(Data listing)
════════════════

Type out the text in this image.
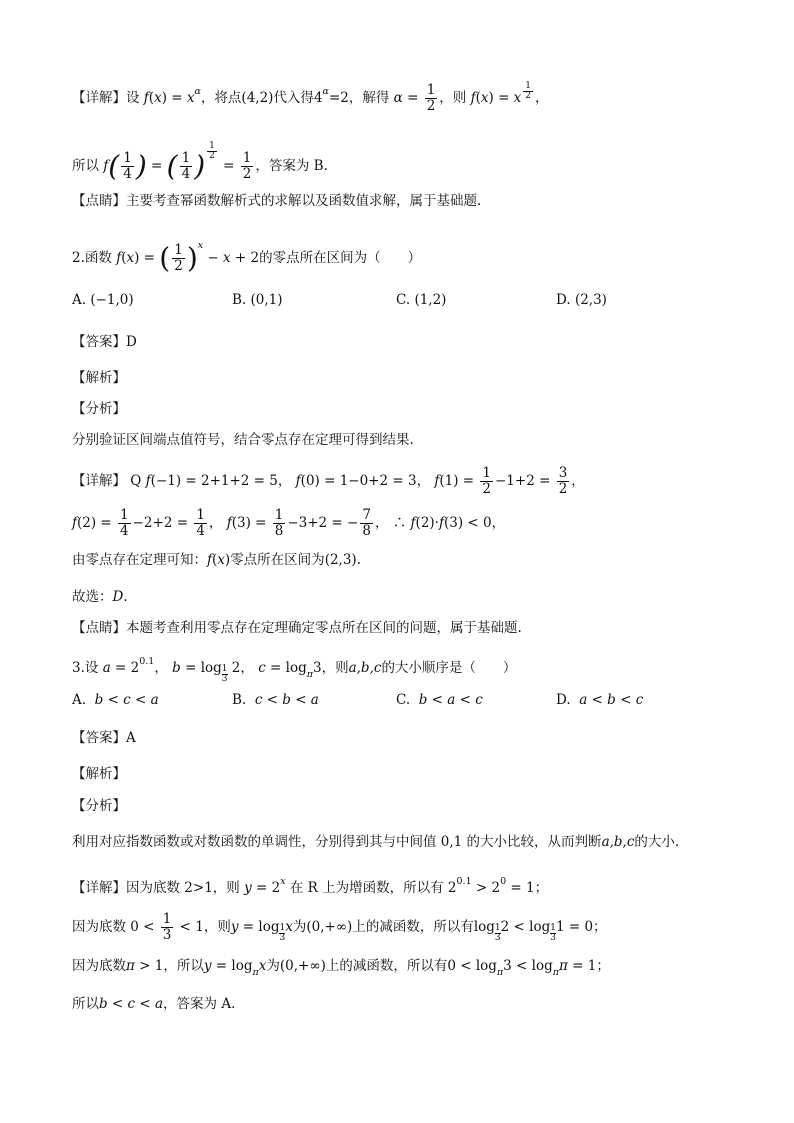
【详解】设 $f(x) = x^\alpha$，将点(4,2)代入得$4^\alpha=2$，解得 $\alpha = \frac{1}{2}$ ，则 f(x) = x $^{\frac{1}{2}}$ ，
所以 $f( \frac{1}{4}$ ) = ( $\frac{1}{4}$ ) $^{\frac{1}{2}}$
= $\frac{1}{2}$ ，答案为 B.
【点睛】主要考查幂函数解析式的求解以及函数值求解，属于基础题.
2.函数 f(x) = ( $\frac{1}{2} )^x - x + 2$的零点所在区间为（　　）
A. (−1,0)	B. (0,1)	C. (1,2)	D. (2,3)
【答案】D
【解析】
【分析】
分别验证区间端点值符号，结合零点存在定理可得到结果.
【详解】 Q f(−1) = 2+1+2 = 5， f(0) = 1−0+2 = 3， $f(1) = \frac{1}{2} -1+2 = \frac{3}{2}$ ，
$f(2) = \frac{1}{4} -2+2 = \frac{1}{4}$ ， $f(3) = \frac{1}{8} -3+2$ = − $\frac{7}{8}$ ， ∴ f(2)·f(3) < 0，
由零点存在定理可知：f(x)零点所在区间为(2,3).
故选：D.
【点睛】本题考查利用零点存在定理确定零点所在区间的问题，属于基础题.
3.设 $a = 2^{0.1}$， $b = \log \frac{1}{3} 2$， $c = \log_\pi 3$，则a,b,c的大小顺序是（　　）
A. b < c < a	B. c < b < a	C. b < a < c	D. a < b < c
【答案】A
【解析】
【分析】
利用对应指数函数或对数函数的单调性，分别得到其与中间值 0,1 的大小比较，从而判断a,b,c的大小.
【详解】因为底数 2>1，则 $y = 2^x$ 在 R 上为增函数，所以有 $2^{0.1} > 2^0 = 1$；
因为底数 $0 < \frac{1}{3} < 1$，则$y = \log \frac{1}{3}$ x为(0,+∞)上的减函数，所以有$\log \frac{1}{3} 2 < \log \frac{1}{3} 1 = 0$；
因为底数π > 1，所以$y = \log_\pi x$为(0,+∞)上的减函数，所以有$0 < \log_\pi 3 < \log_\pi\pi = 1$；
所以b < c < a，答案为 A.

════════════════

Keep the pictures out of the copy and write out the data exactly as it stands.

→ **Solution to this problem**
Type out the text in this image.
【详解】设 $f(x) = x^\alpha$，将点(4,2)代入得$4^\alpha=2$，解得 $\alpha = \frac{1}{2}$ ，则 f(x) = x $^{\frac{1}{2}}$ ，
所以 $f( \frac{1}{4}$ ) = ( $\frac{1}{4}$ ) $^{\frac{1}{2}}$
= $\frac{1}{2}$ ，答案为 B.
【点睛】主要考查幂函数解析式的求解以及函数值求解，属于基础题.
2.函数 f(x) = ( $\frac{1}{2} )^x - x + 2$的零点所在区间为（　　）
A. (−1,0)	B. (0,1)	C. (1,2)	D. (2,3)
【答案】D
【解析】
【分析】
分别验证区间端点值符号，结合零点存在定理可得到结果.
【详解】 Q f(−1) = 2+1+2 = 5， f(0) = 1−0+2 = 3， $f(1) = \frac{1}{2} -1+2 = \frac{3}{2}$ ，
$f(2) = \frac{1}{4} -2+2 = \frac{1}{4}$ ， $f(3) = \frac{1}{8} -3+2$ = − $\frac{7}{8}$ ， ∴ f(2)·f(3) < 0，
由零点存在定理可知：f(x)零点所在区间为(2,3).
故选：D.
【点睛】本题考查利用零点存在定理确定零点所在区间的问题，属于基础题.
3.设 $a = 2^{0.1}$， $b = \log \frac{1}{3} 2$， $c = \log_\pi 3$，则a,b,c的大小顺序是（　　）
A. b < c < a	B. c < b < a	C. b < a < c	D. a < b < c
【答案】A
【解析】
【分析】
利用对应指数函数或对数函数的单调性，分别得到其与中间值 0,1 的大小比较，从而判断a,b,c的大小.
【详解】因为底数 2>1，则 $y = 2^x$ 在 R 上为增函数，所以有 $2^{0.1} > 2^0 = 1$；
因为底数 $0 < \frac{1}{3} < 1$，则$y = \log \frac{1}{3}$ x为(0,+∞)上的减函数，所以有$\log \frac{1}{3} 2 < \log \frac{1}{3} 1 = 0$；
因为底数π > 1，所以$y = \log_\pi x$为(0,+∞)上的减函数，所以有$0 < \log_\pi 3 < \log_\pi\pi = 1$；
所以b < c < a，答案为 A.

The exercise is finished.